- EXERCISE TASK:
Report back each line of the records that contains the string "treatment".

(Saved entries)
--------

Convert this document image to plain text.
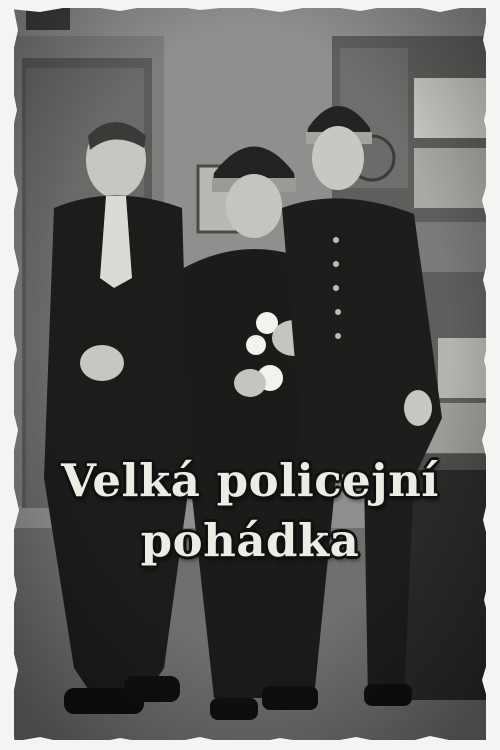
Velká policejní
pohádka
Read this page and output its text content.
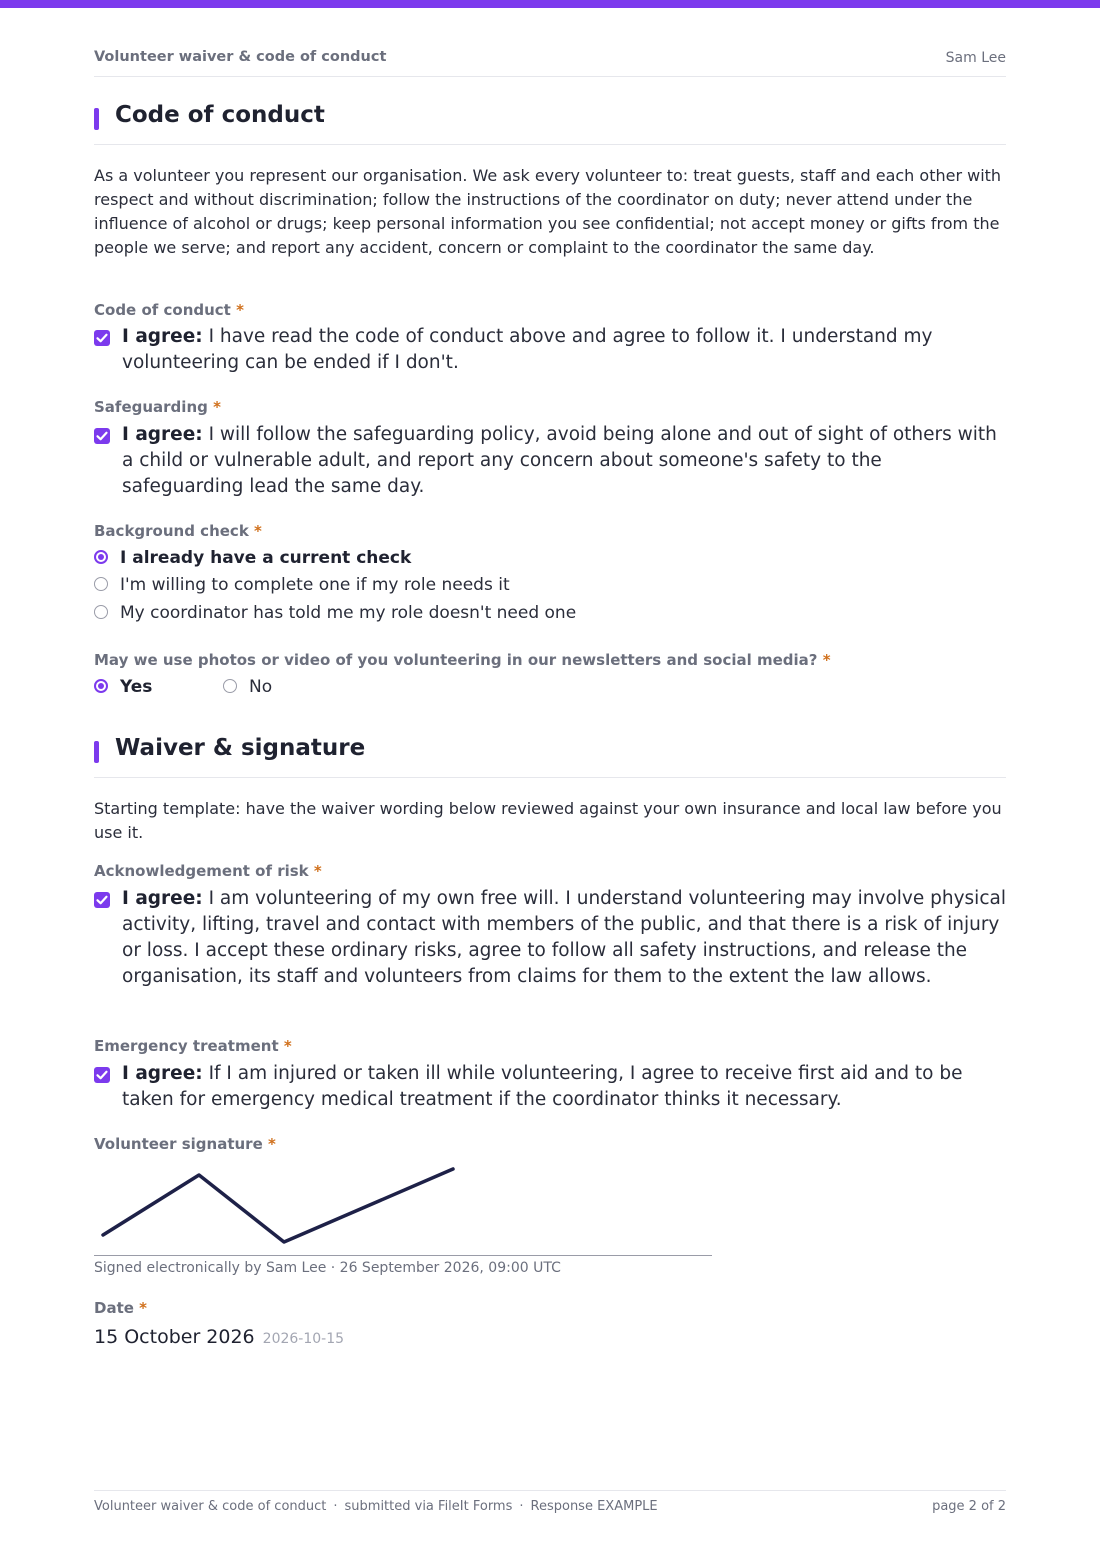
Volunteer waiver & code of conduct	Sam Lee
Code of conduct
As a volunteer you represent our organisation. We ask every volunteer to: treat guests, staff and each other with respect and without discrimination; follow the instructions of the coordinator on duty; never attend under the influence of alcohol or drugs; keep personal information you see confidential; not accept money or gifts from the people we serve; and report any accident, concern or complaint to the coordinator the same day.
Code of conduct *
I agree: I have read the code of conduct above and agree to follow it. I understand my volunteering can be ended if I don't.
Safeguarding *
I agree: I will follow the safeguarding policy, avoid being alone and out of sight of others with a child or vulnerable adult, and report any concern about someone's safety to the safeguarding lead the same day.
Background check *
I already have a current check
I'm willing to complete one if my role needs it
My coordinator has told me my role doesn't need one
May we use photos or video of you volunteering in our newsletters and social media? *
Yes	No
Waiver & signature
Starting template: have the waiver wording below reviewed against your own insurance and local law before you use it.
Acknowledgement of risk *
I agree: I am volunteering of my own free will. I understand volunteering may involve physical activity, lifting, travel and contact with members of the public, and that there is a risk of injury or loss. I accept these ordinary risks, agree to follow all safety instructions, and release the organisation, its staff and volunteers from claims for them to the extent the law allows.
Emergency treatment *
I agree: If I am injured or taken ill while volunteering, I agree to receive first aid and to be taken for emergency medical treatment if the coordinator thinks it necessary.
Volunteer signature *
Signed electronically by Sam Lee · 26 September 2026, 09:00 UTC
Date *
15 October 2026 2026-10-15
Volunteer waiver & code of conduct · submitted via FileIt Forms · Response EXAMPLE	page 2 of 2
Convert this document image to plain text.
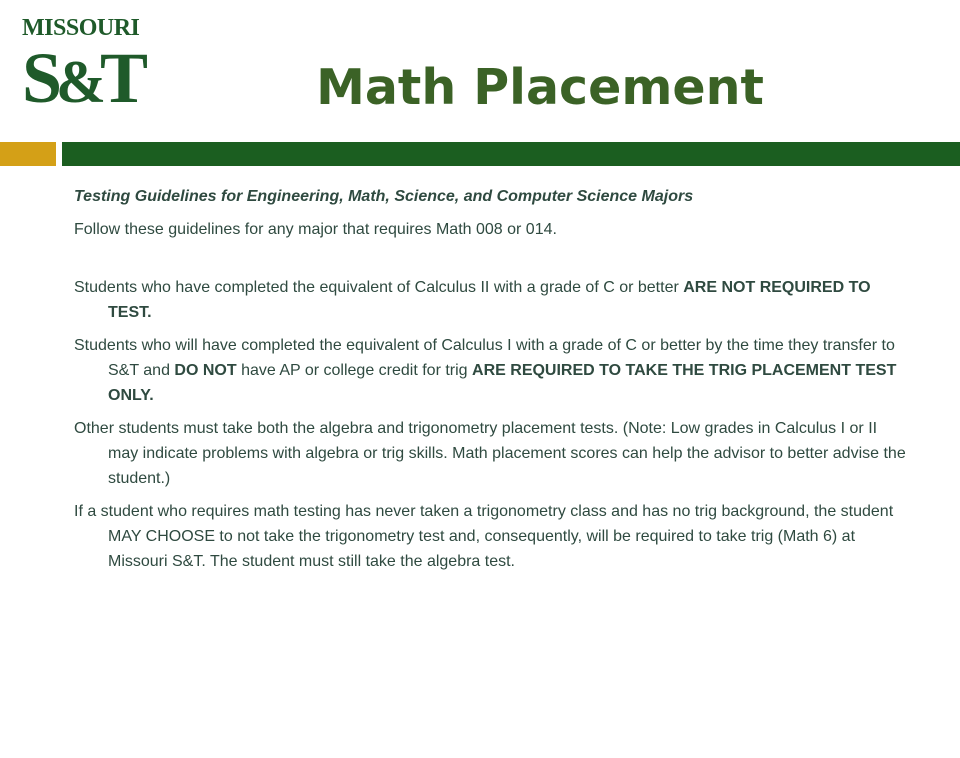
MISSOURI
S&T	Math Placement

Testing Guidelines for Engineering, Math, Science, and Computer Science Majors

Follow these guidelines for any major that requires Math 008 or 014.

Students who have completed the equivalent of Calculus II with a grade of C or better ARE NOT REQUIRED TO TEST.

Students who will have completed the equivalent of Calculus I with a grade of C or better by the time they transfer to S&T and DO NOT have AP or college credit for trig ARE REQUIRED TO TAKE THE TRIG PLACEMENT TEST ONLY.

Other students must take both the algebra and trigonometry placement tests. (Note: Low grades in Calculus I or II may indicate problems with algebra or trig skills. Math placement scores can help the advisor to better advise the student.)

If a student who requires math testing has never taken a trigonometry class and has no trig background, the student MAY CHOOSE to not take the trigonometry test and, consequently, will be required to take trig (Math 6) at Missouri S&T. The student must still take the algebra test.
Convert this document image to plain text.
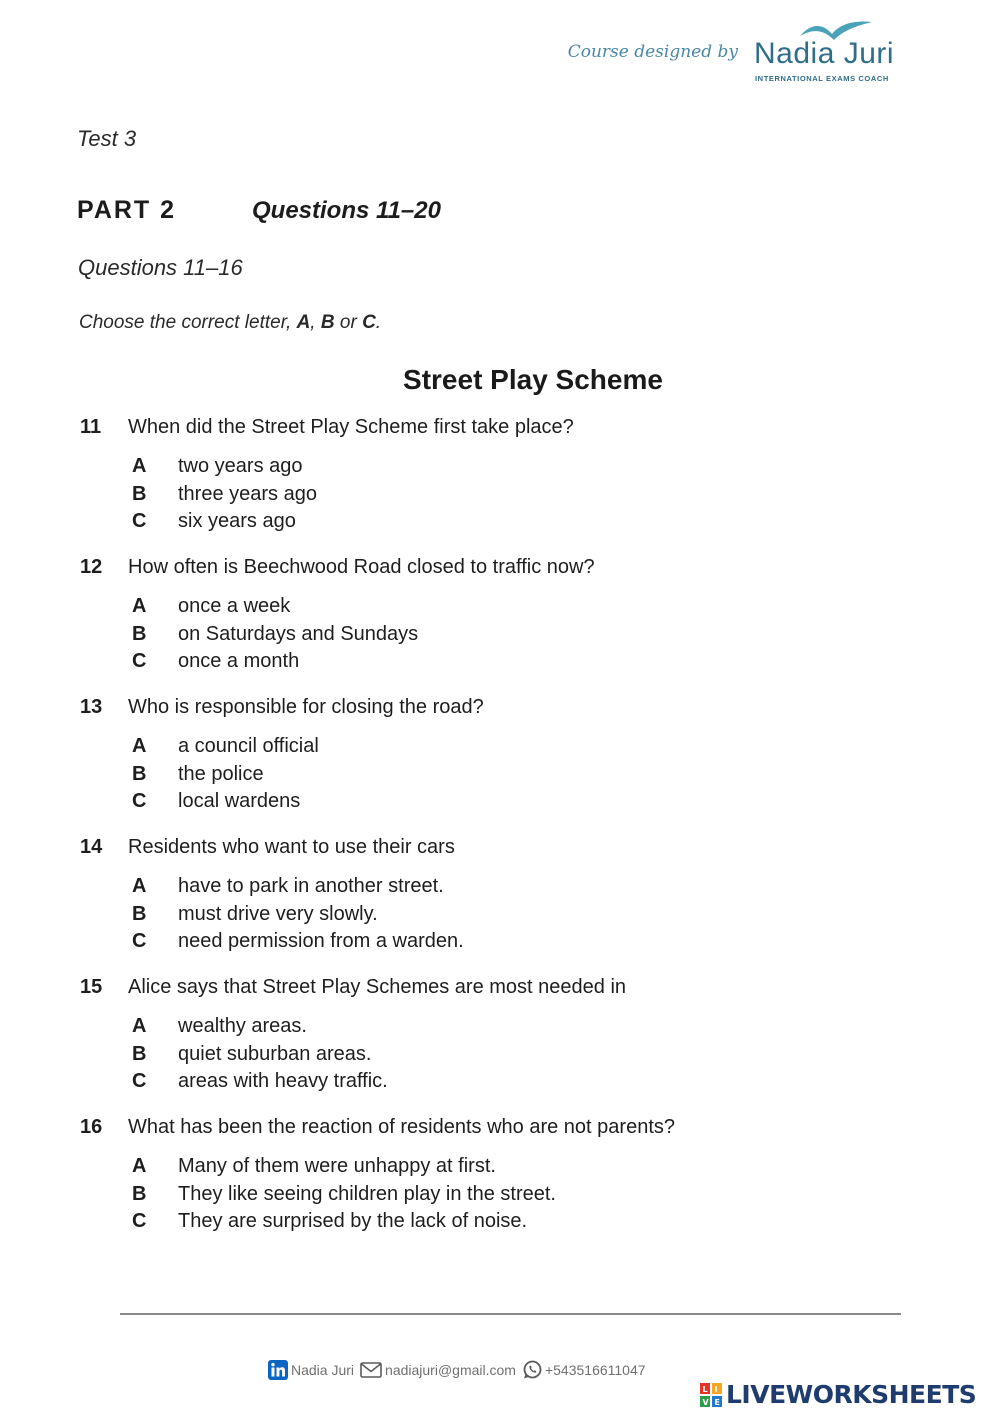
Course designed by Nadia Juri
INTERNATIONAL EXAMS COACH
Test 3
PART 2	Questions 11–20
Questions 11–16
Choose the correct letter, A, B or C.
Street Play Scheme
11	When did the Street Play Scheme first take place?
A	two years ago
B	three years ago
C	six years ago
12	How often is Beechwood Road closed to traffic now?
A	once a week
B	on Saturdays and Sundays
C	once a month
13	Who is responsible for closing the road?
A	a council official
B	the police
C	local wardens
14	Residents who want to use their cars
A	have to park in another street.
B	must drive very slowly.
C	need permission from a warden.
15	Alice says that Street Play Schemes are most needed in
A	wealthy areas.
B	quiet suburban areas.
C	areas with heavy traffic.
16	What has been the reaction of residents who are not parents?
A	Many of them were unhappy at first.
B	They like seeing children play in the street.
C	They are surprised by the lack of noise.
Nadia Juri nadiajuri@gmail.com +543516611047
L I
V E LIVEWORKSHEETS
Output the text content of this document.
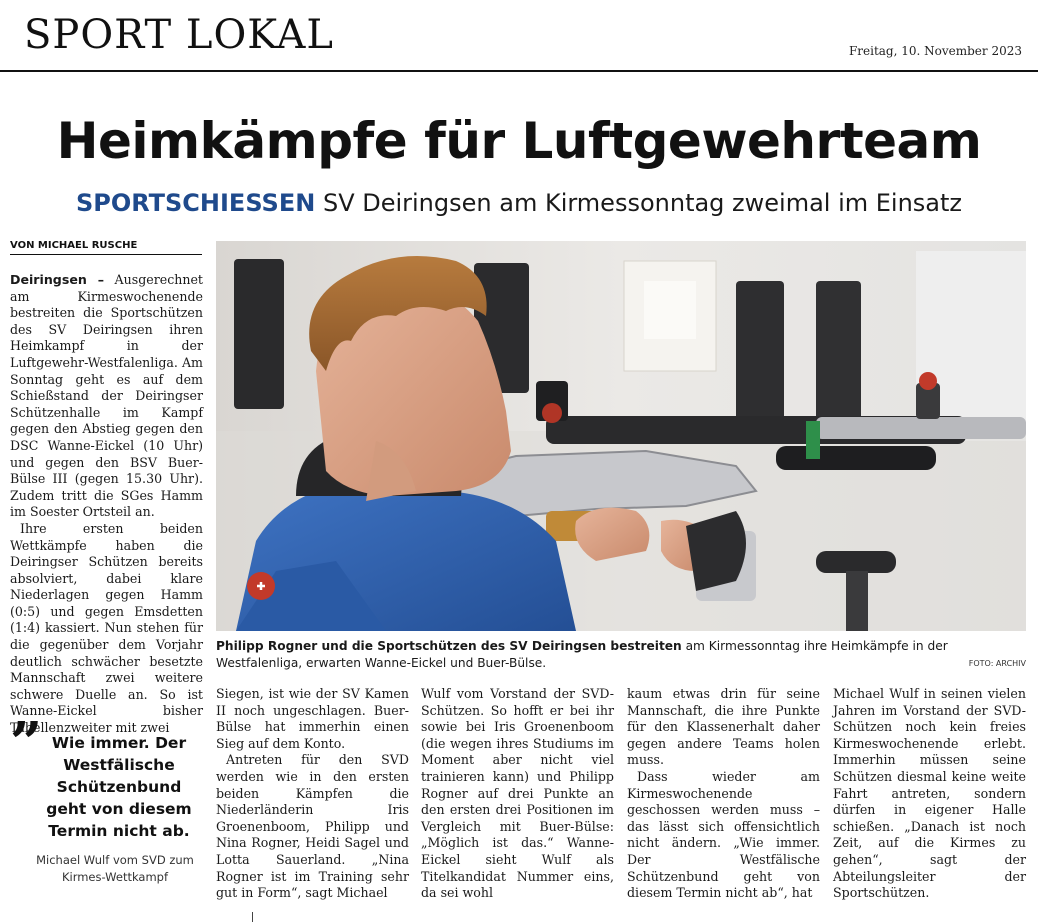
SPORT LOKAL	Freitag, 10. November 2023
Heimkämpfe für Luftgewehrteam
SPORTSCHIESSEN SV Deiringsen am Kirmessonntag zweimal im Einsatz
VON MICHAEL RUSCHE

Deiringsen – Ausgerechnet am Kirmeswochenende bestreiten die Sportschützen des SV Deiringsen ihren Heimkampf in der Luftgewehr-Westfalenliga. Am Sonntag geht es auf dem Schießstand der Deiringser Schützenhalle im Kampf gegen den Abstieg gegen den DSC Wanne-Eickel (10 Uhr) und gegen den BSV Buer-Bülse III (gegen 15.30 Uhr). Zudem tritt die SGes Hamm im Soester Ortsteil an.

Ihre ersten beiden Wettkämpfe haben die Deiringser Schützen bereits absolviert, dabei klare Niederlagen gegen Hamm (0:5) und gegen Emsdetten (1:4) kassiert. Nun stehen für die gegenüber dem Vorjahr deutlich schwächer besetzte Mannschaft zwei weitere schwere Duelle an. So ist Wanne-Eickel bisher Tabellenzweiter mit zwei

” Wie immer. Der Westfälische Schützenbund geht von diesem Termin nicht ab.
Michael Wulf vom SVD zum Kirmes-Wettkampf
Philipp Rogner und die Sportschützen des SV Deiringsen bestreiten am Kirmessonntag ihre Heimkämpfe in der Westfalenliga, erwarten Wanne-Eickel und Buer-Bülse.	FOTO: ARCHIV

Siegen, ist wie der SV Kamen II noch ungeschlagen. Buer-Bülse hat immerhin einen Sieg auf dem Konto.

Antreten für den SVD werden wie in den ersten beiden Kämpfen die Niederländerin Iris Groenenboom, Philipp und Nina Rogner, Heidi Sagel und Lotta Sauerland. „Nina Rogner ist im Training sehr gut in Form“, sagt Michael

Wulf vom Vorstand der SVD-Schützen. So hofft er bei ihr sowie bei Iris Groenenboom (die wegen ihres Studiums im Moment aber nicht viel trainieren kann) und Philipp Rogner auf drei Punkte an den ersten drei Positionen im Vergleich mit Buer-Bülse: „Möglich ist das.“ Wanne-Eickel sieht Wulf als Titelkandidat Nummer eins, da sei wohl

kaum etwas drin für seine Mannschaft, die ihre Punkte für den Klassenerhalt daher gegen andere Teams holen muss.

Dass wieder am Kirmeswochenende geschossen werden muss – das lässt sich offensichtlich nicht ändern. „Wie immer. Der Westfälische Schützenbund geht von diesem Termin nicht ab“, hat

Michael Wulf in seinen vielen Jahren im Vorstand der SVD-Schützen noch kein freies Kirmeswochenende erlebt. Immerhin müssen seine Schützen diesmal keine weite Fahrt antreten, sondern dürfen in eigener Halle schießen. „Danach ist noch Zeit, auf die Kirmes zu gehen“, sagt der Abteilungsleiter der Sportschützen.
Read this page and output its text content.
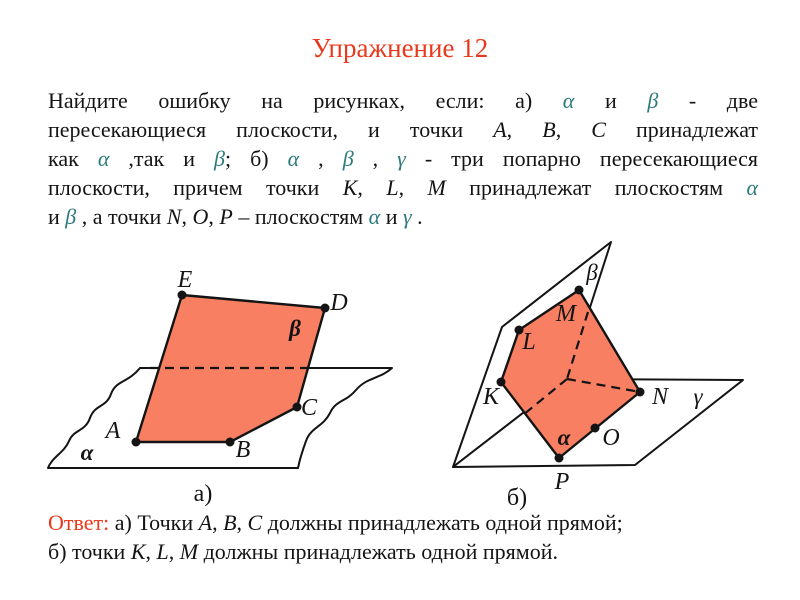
Упражнение 12
Найдите ошибку на рисунках, если: а) α и β - две
пересекающиеся плоскости, и точки A, B, C принадлежат
как α ,так и β; б) α , β , γ - три попарно пересекающиеся
плоскости, причем точки K, L, M принадлежат плоскостям α
и β , а точки N, O, P – плоскостям α и γ .
E
D
C
A
B
β
α
а)
M
L
K	N
O
P
β
γ
α
б)
Ответ: а) Точки A, B, C должны принадлежать одной прямой;
б) точки K, L, M должны принадлежать одной прямой.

--------

- RESULT BELOW:
Emergency treatment *
I agree: If I am injured or taken ill while volunteering, I agree to receive first aid and to be taken for emergency medical treatment if the coordinator thinks it necessary.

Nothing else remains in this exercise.